■ **Prompt**:
Your task is to copy the listing exactly, with the pictures left out.

--- start of Entries provided ---

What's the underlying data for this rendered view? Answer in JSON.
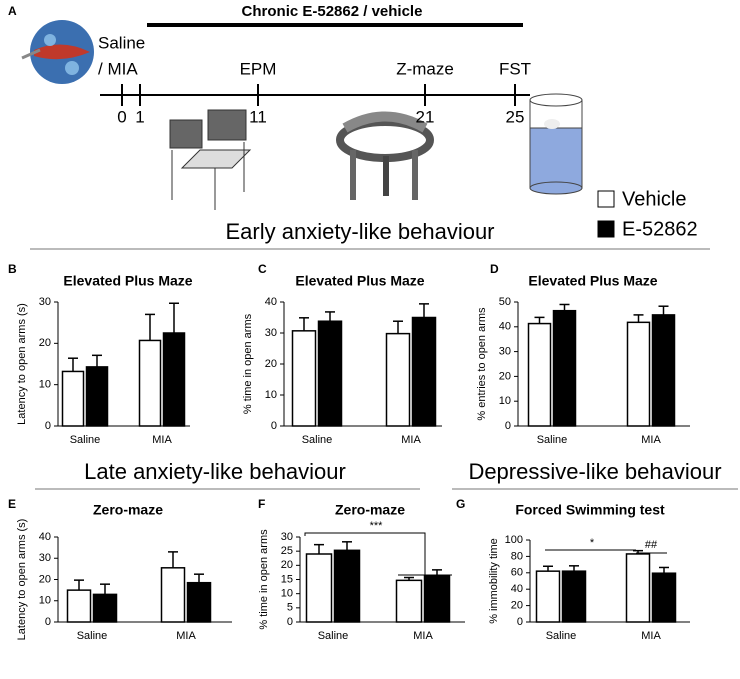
{
  "figure": {
    "panel": "A",
    "treatment": "Chronic E-52862 / vehicle",
    "induction": [
      "Saline",
      "/ MIA"
    ],
    "timeline": {
      "days": [
        0,
        1,
        11,
        21,
        25
      ],
      "tests": [
        "EPM",
        "Z-maze",
        "FST"
      ]
    },
    "legend": [
      {
        "name": "Vehicle",
        "color": "#ffffff"
      },
      {
        "name": "E-52862",
        "color": "#000000"
      }
    ],
    "headings": [
      "Early anxiety-like behaviour",
      "Late anxiety-like behaviour",
      "Depressive-like behaviour"
    ]
  },
  "chart_data": [
    {
      "type": "bar",
      "panel": "B",
      "title": "Elevated Plus Maze",
      "ylabel": "Latency to open arms (s)",
      "categories": [
        "Saline",
        "MIA"
      ],
      "ylim": [
        0,
        30
      ],
      "yticks": [
        0,
        10,
        20,
        30
      ],
      "series": [
        {
          "color": "#ffffff",
          "values": [
            13.2,
            20.7
          ],
          "errors": [
            3.2,
            6.3
          ]
        },
        {
          "color": "#000000",
          "values": [
            14.3,
            22.5
          ],
          "errors": [
            2.8,
            7.2
          ]
        }
      ]
    },
    {
      "type": "bar",
      "panel": "C",
      "title": "Elevated Plus Maze",
      "ylabel": "% time in open arms",
      "categories": [
        "Saline",
        "MIA"
      ],
      "ylim": [
        0,
        40
      ],
      "yticks": [
        0,
        10,
        20,
        30,
        40
      ],
      "series": [
        {
          "color": "#ffffff",
          "values": [
            30.7,
            29.8
          ],
          "errors": [
            4.2,
            4.0
          ]
        },
        {
          "color": "#000000",
          "values": [
            33.8,
            35.0
          ],
          "errors": [
            3.0,
            4.4
          ]
        }
      ]
    },
    {
      "type": "bar",
      "panel": "D",
      "title": "Elevated Plus Maze",
      "ylabel": "% entries to open arms",
      "categories": [
        "Saline",
        "MIA"
      ],
      "ylim": [
        0,
        50
      ],
      "yticks": [
        0,
        10,
        20,
        30,
        40,
        50
      ],
      "series": [
        {
          "color": "#ffffff",
          "values": [
            41.3,
            41.8
          ],
          "errors": [
            2.5,
            3.0
          ]
        },
        {
          "color": "#000000",
          "values": [
            46.5,
            44.8
          ],
          "errors": [
            2.5,
            3.5
          ]
        }
      ]
    },
    {
      "type": "bar",
      "panel": "E",
      "title": "Zero-maze",
      "ylabel": "Latency to open arms (s)",
      "categories": [
        "Saline",
        "MIA"
      ],
      "ylim": [
        0,
        40
      ],
      "yticks": [
        0,
        10,
        20,
        30,
        40
      ],
      "series": [
        {
          "color": "#ffffff",
          "values": [
            15.0,
            25.5
          ],
          "errors": [
            4.7,
            7.5
          ]
        },
        {
          "color": "#000000",
          "values": [
            13.0,
            18.5
          ],
          "errors": [
            4.8,
            4.0
          ]
        }
      ]
    },
    {
      "type": "bar",
      "panel": "F",
      "title": "Zero-maze",
      "ylabel": "% time in open arms",
      "categories": [
        "Saline",
        "MIA"
      ],
      "ylim": [
        0,
        30
      ],
      "yticks": [
        0,
        5,
        10,
        15,
        20,
        25,
        30
      ],
      "annotations": [
        "***"
      ],
      "series": [
        {
          "color": "#ffffff",
          "values": [
            24.0,
            14.7
          ],
          "errors": [
            3.3,
            1.0
          ]
        },
        {
          "color": "#000000",
          "values": [
            25.3,
            16.2
          ],
          "errors": [
            3.0,
            2.2
          ]
        }
      ]
    },
    {
      "type": "bar",
      "panel": "G",
      "title": "Forced Swimming test",
      "ylabel": "% immobility time",
      "categories": [
        "Saline",
        "MIA"
      ],
      "ylim": [
        0,
        100
      ],
      "yticks": [
        0,
        20,
        40,
        60,
        80,
        100
      ],
      "annotations": [
        "*",
        "##"
      ],
      "series": [
        {
          "color": "#ffffff",
          "values": [
            62.0,
            83.0
          ],
          "errors": [
            6.0,
            4.0
          ]
        },
        {
          "color": "#000000",
          "values": [
            62.0,
            59.5
          ],
          "errors": [
            6.5,
            7.0
          ]
        }
      ]
    }
  ]
}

--- end of Entries provided ---

■ **Exercise output**:
What's the underlying data for this rendered view? Answer in JSON.
{
  "figure": {
    "panel": "A",
    "treatment": "Chronic E-52862 / vehicle",
    "induction": [
      "Saline",
      "/ MIA"
    ],
    "timeline": {
      "days": [
        0,
        1,
        11,
        21,
        25
      ],
      "tests": [
        "EPM",
        "Z-maze",
        "FST"
      ]
    },
    "legend": [
      {
        "name": "Vehicle",
        "color": "#ffffff"
      },
      {
        "name": "E-52862",
        "color": "#000000"
      }
    ],
    "headings": [
      "Early anxiety-like behaviour",
      "Late anxiety-like behaviour",
      "Depressive-like behaviour"
    ]
  },
  "chart_data": [
    {
      "type": "bar",
      "panel": "B",
      "title": "Elevated Plus Maze",
      "ylabel": "Latency to open arms (s)",
      "categories": [
        "Saline",
        "MIA"
      ],
      "ylim": [
        0,
        30
      ],
      "yticks": [
        0,
        10,
        20,
        30
      ],
      "series": [
        {
          "color": "#ffffff",
          "values": [
            13.2,
            20.7
          ],
          "errors": [
            3.2,
            6.3
          ]
        },
        {
          "color": "#000000",
          "values": [
            14.3,
            22.5
          ],
          "errors": [
            2.8,
            7.2
          ]
        }
      ]
    },
    {
      "type": "bar",
      "panel": "C",
      "title": "Elevated Plus Maze",
      "ylabel": "% time in open arms",
      "categories": [
        "Saline",
        "MIA"
      ],
      "ylim": [
        0,
        40
      ],
      "yticks": [
        0,
        10,
        20,
        30,
        40
      ],
      "series": [
        {
          "color": "#ffffff",
          "values": [
            30.7,
            29.8
          ],
          "errors": [
            4.2,
            4.0
          ]
        },
        {
          "color": "#000000",
          "values": [
            33.8,
            35.0
          ],
          "errors": [
            3.0,
            4.4
          ]
        }
      ]
    },
    {
      "type": "bar",
      "panel": "D",
      "title": "Elevated Plus Maze",
      "ylabel": "% entries to open arms",
      "categories": [
        "Saline",
        "MIA"
      ],
      "ylim": [
        0,
        50
      ],
      "yticks": [
        0,
        10,
        20,
        30,
        40,
        50
      ],
      "series": [
        {
          "color": "#ffffff",
          "values": [
            41.3,
            41.8
          ],
          "errors": [
            2.5,
            3.0
          ]
        },
        {
          "color": "#000000",
          "values": [
            46.5,
            44.8
          ],
          "errors": [
            2.5,
            3.5
          ]
        }
      ]
    },
    {
      "type": "bar",
      "panel": "E",
      "title": "Zero-maze",
      "ylabel": "Latency to open arms (s)",
      "categories": [
        "Saline",
        "MIA"
      ],
      "ylim": [
        0,
        40
      ],
      "yticks": [
        0,
        10,
        20,
        30,
        40
      ],
      "series": [
        {
          "color": "#ffffff",
          "values": [
            15.0,
            25.5
          ],
          "errors": [
            4.7,
            7.5
          ]
        },
        {
          "color": "#000000",
          "values": [
            13.0,
            18.5
          ],
          "errors": [
            4.8,
            4.0
          ]
        }
      ]
    },
    {
      "type": "bar",
      "panel": "F",
      "title": "Zero-maze",
      "ylabel": "% time in open arms",
      "categories": [
        "Saline",
        "MIA"
      ],
      "ylim": [
        0,
        30
      ],
      "yticks": [
        0,
        5,
        10,
        15,
        20,
        25,
        30
      ],
      "annotations": [
        "***"
      ],
      "series": [
        {
          "color": "#ffffff",
          "values": [
            24.0,
            14.7
          ],
          "errors": [
            3.3,
            1.0
          ]
        },
        {
          "color": "#000000",
          "values": [
            25.3,
            16.2
          ],
          "errors": [
            3.0,
            2.2
          ]
        }
      ]
    },
    {
      "type": "bar",
      "panel": "G",
      "title": "Forced Swimming test",
      "ylabel": "% immobility time",
      "categories": [
        "Saline",
        "MIA"
      ],
      "ylim": [
        0,
        100
      ],
      "yticks": [
        0,
        20,
        40,
        60,
        80,
        100
      ],
      "annotations": [
        "*",
        "##"
      ],
      "series": [
        {
          "color": "#ffffff",
          "values": [
            62.0,
            83.0
          ],
          "errors": [
            6.0,
            4.0
          ]
        },
        {
          "color": "#000000",
          "values": [
            62.0,
            59.5
          ],
          "errors": [
            6.5,
            7.0
          ]
        }
      ]
    }
  ]
}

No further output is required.